▶ **WHAT YOU SHOULD DO**
Write out all lines holding the word "ROSEPICER".

......

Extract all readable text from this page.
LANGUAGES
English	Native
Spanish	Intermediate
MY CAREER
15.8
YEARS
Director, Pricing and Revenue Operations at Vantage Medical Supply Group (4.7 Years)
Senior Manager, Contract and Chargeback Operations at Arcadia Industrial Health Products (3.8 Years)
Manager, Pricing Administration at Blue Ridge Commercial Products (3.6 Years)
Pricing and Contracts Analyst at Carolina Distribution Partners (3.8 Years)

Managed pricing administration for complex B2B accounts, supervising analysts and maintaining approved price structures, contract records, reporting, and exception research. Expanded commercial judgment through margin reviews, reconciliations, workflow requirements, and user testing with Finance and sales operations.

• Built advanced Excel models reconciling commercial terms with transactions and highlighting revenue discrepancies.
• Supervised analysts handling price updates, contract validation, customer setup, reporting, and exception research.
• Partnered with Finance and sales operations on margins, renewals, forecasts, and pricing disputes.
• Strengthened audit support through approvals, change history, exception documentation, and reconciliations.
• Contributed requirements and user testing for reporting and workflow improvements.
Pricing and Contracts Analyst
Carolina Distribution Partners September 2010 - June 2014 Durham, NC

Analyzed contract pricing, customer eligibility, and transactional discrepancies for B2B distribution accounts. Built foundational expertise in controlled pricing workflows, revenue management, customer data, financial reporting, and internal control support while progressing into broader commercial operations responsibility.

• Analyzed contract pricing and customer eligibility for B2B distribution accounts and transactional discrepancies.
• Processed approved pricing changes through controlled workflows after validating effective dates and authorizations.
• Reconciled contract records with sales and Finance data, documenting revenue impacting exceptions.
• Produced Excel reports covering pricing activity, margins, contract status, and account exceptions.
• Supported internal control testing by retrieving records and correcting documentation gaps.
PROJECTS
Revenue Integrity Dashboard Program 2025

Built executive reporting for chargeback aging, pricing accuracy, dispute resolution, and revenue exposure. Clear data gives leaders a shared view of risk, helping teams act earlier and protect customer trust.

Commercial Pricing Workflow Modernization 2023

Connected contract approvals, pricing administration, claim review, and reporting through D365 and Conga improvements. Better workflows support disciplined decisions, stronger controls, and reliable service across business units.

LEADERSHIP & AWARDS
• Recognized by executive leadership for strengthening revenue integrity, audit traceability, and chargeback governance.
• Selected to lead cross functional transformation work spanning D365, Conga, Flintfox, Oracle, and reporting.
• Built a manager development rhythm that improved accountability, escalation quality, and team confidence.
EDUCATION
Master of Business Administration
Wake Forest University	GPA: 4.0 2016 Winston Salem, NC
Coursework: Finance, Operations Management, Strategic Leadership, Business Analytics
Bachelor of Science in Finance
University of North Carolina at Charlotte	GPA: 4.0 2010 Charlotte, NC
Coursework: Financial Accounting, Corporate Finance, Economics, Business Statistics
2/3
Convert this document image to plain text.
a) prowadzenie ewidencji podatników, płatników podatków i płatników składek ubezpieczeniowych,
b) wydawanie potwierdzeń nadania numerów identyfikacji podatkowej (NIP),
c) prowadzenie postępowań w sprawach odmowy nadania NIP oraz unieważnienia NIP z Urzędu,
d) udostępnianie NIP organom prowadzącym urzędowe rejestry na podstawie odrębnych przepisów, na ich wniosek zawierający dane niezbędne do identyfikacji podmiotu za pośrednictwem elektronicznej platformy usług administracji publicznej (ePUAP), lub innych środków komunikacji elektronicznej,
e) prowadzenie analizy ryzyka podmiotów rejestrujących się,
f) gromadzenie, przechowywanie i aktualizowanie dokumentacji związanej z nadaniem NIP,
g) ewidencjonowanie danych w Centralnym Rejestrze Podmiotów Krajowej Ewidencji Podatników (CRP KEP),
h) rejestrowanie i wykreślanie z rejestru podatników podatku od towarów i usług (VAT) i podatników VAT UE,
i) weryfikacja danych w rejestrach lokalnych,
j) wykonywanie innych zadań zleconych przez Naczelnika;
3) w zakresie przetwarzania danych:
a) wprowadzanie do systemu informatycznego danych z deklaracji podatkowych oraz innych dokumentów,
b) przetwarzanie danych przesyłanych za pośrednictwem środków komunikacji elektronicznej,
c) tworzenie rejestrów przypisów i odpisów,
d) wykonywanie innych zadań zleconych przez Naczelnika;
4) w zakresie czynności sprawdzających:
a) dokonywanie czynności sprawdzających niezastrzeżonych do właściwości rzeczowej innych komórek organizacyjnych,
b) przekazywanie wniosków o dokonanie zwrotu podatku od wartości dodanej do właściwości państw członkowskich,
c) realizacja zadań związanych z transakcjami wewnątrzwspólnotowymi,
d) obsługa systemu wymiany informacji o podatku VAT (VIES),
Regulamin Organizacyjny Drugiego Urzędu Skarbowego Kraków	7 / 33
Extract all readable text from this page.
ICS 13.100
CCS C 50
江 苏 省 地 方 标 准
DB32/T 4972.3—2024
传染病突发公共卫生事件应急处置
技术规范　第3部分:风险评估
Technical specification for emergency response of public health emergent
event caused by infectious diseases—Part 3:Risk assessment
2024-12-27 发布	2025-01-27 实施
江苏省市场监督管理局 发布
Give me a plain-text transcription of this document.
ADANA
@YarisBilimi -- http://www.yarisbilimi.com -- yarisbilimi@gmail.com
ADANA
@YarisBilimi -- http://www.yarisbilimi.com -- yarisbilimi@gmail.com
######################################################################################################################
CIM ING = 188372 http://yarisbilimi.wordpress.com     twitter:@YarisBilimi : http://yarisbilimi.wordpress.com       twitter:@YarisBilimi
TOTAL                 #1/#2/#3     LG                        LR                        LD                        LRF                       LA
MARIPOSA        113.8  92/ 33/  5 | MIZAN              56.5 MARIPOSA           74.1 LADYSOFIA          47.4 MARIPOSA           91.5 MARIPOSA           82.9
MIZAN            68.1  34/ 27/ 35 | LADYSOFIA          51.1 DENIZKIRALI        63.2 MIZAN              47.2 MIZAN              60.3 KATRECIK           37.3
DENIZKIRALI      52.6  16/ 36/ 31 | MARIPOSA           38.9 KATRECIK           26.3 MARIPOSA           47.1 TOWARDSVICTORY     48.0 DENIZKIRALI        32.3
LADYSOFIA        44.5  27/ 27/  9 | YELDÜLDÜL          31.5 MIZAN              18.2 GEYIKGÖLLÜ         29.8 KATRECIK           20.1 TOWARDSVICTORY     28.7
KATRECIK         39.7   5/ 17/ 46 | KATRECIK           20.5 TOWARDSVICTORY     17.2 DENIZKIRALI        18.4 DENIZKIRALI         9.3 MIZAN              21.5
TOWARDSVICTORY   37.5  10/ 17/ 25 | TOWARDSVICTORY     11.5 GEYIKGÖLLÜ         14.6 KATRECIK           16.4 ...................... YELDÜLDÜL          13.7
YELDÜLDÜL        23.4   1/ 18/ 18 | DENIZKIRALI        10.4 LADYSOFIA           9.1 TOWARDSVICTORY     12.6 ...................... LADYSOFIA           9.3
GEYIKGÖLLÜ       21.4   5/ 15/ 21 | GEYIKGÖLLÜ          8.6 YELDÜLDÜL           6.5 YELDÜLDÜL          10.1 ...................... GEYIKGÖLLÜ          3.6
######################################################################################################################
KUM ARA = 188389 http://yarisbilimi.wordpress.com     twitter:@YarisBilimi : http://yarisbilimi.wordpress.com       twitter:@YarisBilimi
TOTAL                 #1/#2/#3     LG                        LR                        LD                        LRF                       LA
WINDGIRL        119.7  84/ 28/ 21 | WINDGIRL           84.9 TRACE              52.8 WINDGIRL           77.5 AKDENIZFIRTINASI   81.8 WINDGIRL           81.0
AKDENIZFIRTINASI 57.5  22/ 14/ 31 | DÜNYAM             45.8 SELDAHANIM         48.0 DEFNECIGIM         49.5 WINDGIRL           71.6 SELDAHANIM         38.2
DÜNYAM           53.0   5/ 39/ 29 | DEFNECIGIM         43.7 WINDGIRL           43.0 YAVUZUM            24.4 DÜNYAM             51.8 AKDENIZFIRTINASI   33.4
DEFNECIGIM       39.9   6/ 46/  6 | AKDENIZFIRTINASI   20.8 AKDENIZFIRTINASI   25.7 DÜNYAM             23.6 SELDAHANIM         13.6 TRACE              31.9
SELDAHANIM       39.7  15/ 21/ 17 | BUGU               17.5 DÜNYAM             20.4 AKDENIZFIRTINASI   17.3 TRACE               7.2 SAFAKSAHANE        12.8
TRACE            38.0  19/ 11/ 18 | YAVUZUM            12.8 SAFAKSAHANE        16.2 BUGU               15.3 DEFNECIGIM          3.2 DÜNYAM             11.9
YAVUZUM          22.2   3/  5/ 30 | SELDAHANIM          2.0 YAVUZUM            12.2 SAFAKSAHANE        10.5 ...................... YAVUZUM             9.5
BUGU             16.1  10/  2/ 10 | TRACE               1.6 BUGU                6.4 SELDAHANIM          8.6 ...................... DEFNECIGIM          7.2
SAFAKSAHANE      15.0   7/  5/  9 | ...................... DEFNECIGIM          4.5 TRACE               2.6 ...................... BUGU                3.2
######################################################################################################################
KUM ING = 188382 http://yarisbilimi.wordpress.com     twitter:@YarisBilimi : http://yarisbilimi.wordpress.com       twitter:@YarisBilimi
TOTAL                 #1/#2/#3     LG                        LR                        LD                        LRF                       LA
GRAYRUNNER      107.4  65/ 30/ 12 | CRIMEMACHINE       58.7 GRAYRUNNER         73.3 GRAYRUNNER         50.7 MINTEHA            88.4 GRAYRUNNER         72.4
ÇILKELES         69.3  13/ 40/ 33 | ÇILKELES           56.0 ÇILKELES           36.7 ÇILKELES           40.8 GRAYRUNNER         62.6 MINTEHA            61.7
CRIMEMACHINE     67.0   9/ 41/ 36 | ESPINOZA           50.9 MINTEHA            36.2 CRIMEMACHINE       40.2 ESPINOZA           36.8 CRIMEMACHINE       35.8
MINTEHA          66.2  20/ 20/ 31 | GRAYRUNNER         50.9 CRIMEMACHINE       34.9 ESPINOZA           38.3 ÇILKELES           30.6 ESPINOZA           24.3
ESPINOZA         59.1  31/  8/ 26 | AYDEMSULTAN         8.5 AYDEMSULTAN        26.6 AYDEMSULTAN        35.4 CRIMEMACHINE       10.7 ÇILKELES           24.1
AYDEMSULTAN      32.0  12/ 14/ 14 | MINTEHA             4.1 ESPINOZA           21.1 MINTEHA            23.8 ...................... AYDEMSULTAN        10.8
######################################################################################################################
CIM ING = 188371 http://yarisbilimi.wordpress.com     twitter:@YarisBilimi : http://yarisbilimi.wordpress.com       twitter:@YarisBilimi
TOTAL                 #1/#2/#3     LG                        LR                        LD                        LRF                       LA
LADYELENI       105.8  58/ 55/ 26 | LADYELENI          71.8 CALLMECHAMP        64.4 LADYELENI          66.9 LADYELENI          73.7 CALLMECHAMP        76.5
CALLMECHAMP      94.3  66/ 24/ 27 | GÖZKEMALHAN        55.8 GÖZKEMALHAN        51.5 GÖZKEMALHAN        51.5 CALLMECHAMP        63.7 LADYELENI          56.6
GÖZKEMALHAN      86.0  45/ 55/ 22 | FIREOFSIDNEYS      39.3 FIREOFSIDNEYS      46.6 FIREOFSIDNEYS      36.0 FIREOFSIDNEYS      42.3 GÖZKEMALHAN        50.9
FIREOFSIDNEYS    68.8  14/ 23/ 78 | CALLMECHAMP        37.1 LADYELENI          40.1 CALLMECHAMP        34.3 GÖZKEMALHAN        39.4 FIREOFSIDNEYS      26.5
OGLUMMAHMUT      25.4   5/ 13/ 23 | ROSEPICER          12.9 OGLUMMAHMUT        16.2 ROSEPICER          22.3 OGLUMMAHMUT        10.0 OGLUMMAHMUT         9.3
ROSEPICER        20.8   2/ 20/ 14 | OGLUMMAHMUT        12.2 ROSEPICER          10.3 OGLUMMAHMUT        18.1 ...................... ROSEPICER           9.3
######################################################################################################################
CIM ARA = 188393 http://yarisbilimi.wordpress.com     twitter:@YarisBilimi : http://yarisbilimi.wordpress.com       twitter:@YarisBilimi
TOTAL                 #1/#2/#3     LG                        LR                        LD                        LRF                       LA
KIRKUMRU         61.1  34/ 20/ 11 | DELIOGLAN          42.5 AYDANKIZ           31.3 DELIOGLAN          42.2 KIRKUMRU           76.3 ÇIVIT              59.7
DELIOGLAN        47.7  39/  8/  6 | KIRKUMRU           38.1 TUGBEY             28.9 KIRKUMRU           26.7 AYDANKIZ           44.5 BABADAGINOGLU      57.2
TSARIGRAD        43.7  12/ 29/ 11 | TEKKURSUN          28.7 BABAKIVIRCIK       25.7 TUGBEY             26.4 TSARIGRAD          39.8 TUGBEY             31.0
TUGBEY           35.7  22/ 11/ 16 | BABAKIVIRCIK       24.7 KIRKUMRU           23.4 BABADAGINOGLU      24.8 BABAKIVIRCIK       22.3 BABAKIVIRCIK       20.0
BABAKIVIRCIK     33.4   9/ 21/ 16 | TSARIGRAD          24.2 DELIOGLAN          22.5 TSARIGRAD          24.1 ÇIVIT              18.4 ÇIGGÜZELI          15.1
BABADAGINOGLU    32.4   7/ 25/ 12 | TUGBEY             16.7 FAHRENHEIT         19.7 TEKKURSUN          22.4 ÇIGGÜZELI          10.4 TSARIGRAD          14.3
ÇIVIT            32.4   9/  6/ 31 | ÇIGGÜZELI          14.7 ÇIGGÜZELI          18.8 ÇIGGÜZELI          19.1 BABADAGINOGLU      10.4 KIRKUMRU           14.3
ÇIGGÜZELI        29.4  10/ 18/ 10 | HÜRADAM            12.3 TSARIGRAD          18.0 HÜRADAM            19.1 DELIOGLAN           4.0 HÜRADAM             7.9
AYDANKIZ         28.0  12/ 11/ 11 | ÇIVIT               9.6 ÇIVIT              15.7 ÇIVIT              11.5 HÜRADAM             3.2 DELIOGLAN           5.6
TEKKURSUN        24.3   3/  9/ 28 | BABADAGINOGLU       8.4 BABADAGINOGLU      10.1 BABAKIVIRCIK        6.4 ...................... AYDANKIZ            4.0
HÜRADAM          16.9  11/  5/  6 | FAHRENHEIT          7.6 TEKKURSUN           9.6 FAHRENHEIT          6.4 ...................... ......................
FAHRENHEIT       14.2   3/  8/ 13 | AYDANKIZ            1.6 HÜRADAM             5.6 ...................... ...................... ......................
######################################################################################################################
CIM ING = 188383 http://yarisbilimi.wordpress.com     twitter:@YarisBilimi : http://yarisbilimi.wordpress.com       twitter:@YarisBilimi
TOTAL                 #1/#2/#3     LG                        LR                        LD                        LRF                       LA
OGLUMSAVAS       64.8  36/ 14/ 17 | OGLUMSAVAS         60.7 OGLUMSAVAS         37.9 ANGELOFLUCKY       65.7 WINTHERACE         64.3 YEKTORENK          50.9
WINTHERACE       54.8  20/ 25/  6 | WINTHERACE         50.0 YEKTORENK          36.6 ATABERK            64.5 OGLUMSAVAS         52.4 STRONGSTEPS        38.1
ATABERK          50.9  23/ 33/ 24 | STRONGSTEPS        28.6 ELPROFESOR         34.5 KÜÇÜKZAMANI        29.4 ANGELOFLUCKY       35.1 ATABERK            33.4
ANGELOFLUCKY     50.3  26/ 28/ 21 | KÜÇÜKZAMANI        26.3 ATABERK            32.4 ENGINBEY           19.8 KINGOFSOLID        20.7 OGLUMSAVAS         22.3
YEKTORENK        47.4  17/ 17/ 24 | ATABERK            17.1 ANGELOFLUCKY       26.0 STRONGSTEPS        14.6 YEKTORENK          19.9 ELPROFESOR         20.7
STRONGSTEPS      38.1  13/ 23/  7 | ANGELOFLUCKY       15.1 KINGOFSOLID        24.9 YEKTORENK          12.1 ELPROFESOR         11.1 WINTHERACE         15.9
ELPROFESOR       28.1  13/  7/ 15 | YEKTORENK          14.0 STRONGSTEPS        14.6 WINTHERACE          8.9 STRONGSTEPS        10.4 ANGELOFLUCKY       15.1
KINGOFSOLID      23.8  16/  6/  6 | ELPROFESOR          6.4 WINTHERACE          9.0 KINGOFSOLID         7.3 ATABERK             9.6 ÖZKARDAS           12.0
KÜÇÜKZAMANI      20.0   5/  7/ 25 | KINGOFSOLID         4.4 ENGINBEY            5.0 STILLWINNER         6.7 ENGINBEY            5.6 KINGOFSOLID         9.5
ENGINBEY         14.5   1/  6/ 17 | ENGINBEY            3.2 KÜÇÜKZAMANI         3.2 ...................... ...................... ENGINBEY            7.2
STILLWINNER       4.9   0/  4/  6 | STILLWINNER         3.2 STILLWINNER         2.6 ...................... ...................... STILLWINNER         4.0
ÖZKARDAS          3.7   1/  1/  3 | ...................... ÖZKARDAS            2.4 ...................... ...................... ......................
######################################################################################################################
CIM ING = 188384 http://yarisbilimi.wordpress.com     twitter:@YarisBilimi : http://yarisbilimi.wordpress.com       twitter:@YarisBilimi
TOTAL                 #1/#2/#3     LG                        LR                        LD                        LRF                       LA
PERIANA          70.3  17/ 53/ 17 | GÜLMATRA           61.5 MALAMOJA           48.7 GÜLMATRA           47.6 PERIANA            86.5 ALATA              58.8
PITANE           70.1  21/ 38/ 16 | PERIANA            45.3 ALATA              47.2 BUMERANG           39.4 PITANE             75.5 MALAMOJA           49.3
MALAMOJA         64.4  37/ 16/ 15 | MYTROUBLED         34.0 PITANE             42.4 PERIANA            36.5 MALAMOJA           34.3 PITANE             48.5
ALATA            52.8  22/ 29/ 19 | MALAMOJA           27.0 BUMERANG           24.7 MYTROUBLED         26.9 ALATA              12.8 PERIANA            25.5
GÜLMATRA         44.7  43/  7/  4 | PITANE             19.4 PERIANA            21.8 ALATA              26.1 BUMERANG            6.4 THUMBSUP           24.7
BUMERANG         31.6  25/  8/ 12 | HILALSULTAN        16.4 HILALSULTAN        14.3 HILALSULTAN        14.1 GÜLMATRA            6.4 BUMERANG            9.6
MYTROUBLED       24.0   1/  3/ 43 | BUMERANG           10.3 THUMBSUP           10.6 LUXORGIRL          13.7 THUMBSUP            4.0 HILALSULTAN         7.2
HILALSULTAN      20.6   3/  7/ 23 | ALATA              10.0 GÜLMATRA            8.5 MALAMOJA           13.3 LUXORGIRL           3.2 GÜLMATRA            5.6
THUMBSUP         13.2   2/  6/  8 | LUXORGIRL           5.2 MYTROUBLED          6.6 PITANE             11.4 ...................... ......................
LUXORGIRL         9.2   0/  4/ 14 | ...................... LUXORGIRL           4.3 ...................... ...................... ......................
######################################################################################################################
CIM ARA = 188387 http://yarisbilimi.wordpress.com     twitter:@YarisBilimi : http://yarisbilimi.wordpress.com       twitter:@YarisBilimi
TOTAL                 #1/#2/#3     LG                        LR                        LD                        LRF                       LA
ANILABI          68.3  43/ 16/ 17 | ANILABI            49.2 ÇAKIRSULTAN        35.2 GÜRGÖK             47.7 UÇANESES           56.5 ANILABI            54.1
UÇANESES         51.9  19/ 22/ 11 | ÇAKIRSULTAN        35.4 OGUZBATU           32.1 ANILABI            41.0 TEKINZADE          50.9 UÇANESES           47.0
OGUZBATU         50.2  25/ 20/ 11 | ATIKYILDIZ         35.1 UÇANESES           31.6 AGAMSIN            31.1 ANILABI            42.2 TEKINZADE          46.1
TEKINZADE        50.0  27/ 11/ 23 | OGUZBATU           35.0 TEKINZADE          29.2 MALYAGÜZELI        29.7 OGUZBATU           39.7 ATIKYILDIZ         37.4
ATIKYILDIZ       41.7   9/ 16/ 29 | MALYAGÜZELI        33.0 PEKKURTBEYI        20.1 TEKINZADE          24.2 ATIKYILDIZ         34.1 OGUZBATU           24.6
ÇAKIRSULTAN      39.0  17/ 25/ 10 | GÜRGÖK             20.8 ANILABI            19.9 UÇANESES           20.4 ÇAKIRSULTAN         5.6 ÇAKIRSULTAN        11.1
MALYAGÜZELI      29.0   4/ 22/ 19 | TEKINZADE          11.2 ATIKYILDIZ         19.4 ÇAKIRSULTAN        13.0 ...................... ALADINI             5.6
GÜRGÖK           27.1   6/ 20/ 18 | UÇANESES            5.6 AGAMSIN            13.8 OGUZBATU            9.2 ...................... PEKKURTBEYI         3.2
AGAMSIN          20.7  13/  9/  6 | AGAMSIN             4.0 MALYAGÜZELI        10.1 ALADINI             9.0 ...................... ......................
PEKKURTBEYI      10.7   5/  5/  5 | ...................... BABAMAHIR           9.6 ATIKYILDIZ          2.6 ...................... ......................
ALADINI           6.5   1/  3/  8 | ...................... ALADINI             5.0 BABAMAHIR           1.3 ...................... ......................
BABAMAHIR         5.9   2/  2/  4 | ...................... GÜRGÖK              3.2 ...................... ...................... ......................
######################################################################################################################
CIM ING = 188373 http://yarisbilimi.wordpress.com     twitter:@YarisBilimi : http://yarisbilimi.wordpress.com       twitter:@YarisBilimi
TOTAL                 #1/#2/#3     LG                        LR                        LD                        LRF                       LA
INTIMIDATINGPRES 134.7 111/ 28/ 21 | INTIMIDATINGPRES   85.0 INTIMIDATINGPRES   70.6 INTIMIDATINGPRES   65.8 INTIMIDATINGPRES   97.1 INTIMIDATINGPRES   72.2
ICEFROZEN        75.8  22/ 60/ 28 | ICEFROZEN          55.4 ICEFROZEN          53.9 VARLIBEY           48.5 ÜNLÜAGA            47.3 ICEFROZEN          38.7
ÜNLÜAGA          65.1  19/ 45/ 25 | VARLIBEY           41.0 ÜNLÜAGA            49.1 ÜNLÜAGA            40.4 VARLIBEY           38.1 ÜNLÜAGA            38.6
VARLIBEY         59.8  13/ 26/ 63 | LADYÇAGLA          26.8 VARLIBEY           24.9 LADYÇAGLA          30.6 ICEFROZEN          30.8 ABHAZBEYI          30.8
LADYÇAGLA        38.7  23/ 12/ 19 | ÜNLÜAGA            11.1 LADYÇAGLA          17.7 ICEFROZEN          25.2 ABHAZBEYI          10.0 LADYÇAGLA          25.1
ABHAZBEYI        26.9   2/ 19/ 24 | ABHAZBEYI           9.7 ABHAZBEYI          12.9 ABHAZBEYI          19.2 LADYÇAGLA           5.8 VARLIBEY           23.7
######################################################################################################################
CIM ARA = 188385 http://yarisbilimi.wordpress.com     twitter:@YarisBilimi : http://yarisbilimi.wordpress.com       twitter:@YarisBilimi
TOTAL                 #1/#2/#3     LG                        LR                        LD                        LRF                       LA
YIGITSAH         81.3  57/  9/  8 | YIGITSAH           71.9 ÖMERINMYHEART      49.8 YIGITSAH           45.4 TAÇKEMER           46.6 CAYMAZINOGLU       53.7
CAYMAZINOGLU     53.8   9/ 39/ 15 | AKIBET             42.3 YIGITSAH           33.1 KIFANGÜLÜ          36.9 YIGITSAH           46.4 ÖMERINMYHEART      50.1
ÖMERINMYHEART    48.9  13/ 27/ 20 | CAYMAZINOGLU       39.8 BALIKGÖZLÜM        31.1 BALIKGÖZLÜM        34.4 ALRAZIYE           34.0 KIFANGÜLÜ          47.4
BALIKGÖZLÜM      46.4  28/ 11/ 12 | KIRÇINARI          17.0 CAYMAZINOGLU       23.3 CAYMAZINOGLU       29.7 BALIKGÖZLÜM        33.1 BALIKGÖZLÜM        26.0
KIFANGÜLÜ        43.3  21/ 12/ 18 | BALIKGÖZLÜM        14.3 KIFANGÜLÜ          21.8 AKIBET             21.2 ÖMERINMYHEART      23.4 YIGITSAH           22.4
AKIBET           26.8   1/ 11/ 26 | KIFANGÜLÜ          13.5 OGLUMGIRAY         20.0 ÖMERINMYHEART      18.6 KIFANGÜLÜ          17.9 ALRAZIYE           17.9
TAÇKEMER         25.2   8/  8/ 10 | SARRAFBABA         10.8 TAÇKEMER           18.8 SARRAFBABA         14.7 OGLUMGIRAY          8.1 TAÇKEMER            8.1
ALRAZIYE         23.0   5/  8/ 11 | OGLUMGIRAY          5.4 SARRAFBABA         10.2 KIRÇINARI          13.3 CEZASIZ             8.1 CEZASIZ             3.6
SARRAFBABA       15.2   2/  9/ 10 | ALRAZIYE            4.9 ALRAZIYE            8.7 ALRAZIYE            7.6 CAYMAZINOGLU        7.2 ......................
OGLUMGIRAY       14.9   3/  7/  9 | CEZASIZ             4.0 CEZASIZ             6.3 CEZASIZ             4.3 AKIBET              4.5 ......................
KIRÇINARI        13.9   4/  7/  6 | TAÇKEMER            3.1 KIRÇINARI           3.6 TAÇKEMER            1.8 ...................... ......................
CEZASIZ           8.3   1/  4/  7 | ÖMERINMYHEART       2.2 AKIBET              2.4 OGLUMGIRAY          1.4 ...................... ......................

......

▶ **COMPLETE OUTPUT**
OGLUMMAHMUT      25.4   5/ 13/ 23 | ROSEPICER          12.9 OGLUMMAHMUT        16.2 ROSEPICER          22.3 OGLUMMAHMUT        10.0 OGLUMMAHMUT         9.3
ROSEPICER        20.8   2/ 20/ 14 | OGLUMMAHMUT        12.2 ROSEPICER          10.3 OGLUMMAHMUT        18.1 ...................... ROSEPICER           9.3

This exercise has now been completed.